╭─ ITEMS
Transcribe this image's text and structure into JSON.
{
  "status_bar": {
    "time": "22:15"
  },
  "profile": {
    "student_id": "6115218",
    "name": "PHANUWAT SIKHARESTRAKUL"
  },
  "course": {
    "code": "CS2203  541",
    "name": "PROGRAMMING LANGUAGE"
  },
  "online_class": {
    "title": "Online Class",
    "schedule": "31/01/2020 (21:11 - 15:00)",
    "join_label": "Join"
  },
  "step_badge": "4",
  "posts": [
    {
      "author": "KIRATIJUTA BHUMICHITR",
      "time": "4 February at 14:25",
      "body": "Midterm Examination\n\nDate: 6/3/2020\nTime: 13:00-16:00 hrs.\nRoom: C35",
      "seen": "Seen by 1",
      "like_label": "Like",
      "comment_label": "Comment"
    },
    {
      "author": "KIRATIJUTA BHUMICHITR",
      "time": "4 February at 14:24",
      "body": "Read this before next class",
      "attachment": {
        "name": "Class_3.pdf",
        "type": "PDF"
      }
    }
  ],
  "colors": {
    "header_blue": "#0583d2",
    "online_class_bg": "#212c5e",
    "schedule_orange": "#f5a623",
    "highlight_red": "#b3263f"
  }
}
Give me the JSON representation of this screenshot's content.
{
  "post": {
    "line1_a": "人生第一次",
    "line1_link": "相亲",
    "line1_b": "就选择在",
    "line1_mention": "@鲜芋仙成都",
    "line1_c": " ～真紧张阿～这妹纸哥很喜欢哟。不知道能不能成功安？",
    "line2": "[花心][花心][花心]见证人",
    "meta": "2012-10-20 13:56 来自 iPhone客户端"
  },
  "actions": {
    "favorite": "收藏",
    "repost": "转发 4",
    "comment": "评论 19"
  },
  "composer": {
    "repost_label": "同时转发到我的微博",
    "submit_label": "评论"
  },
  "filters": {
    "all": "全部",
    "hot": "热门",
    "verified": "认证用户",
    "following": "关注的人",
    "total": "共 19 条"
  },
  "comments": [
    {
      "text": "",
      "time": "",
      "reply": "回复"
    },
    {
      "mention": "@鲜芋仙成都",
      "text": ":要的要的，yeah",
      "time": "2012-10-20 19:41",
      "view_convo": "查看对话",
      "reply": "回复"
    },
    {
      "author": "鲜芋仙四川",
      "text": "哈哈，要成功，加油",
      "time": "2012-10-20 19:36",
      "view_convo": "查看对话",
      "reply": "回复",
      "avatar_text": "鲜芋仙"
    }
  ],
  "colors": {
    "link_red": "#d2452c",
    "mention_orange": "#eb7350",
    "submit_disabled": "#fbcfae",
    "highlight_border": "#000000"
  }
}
╰─
- WHAT TO WORK ON -
Look through the entries above and list every line containing "JSON".

- RESPONSE TO THE EXERCISE -
Transcribe this image's text and structure into JSON.
Give me the JSON representation of this screenshot's content.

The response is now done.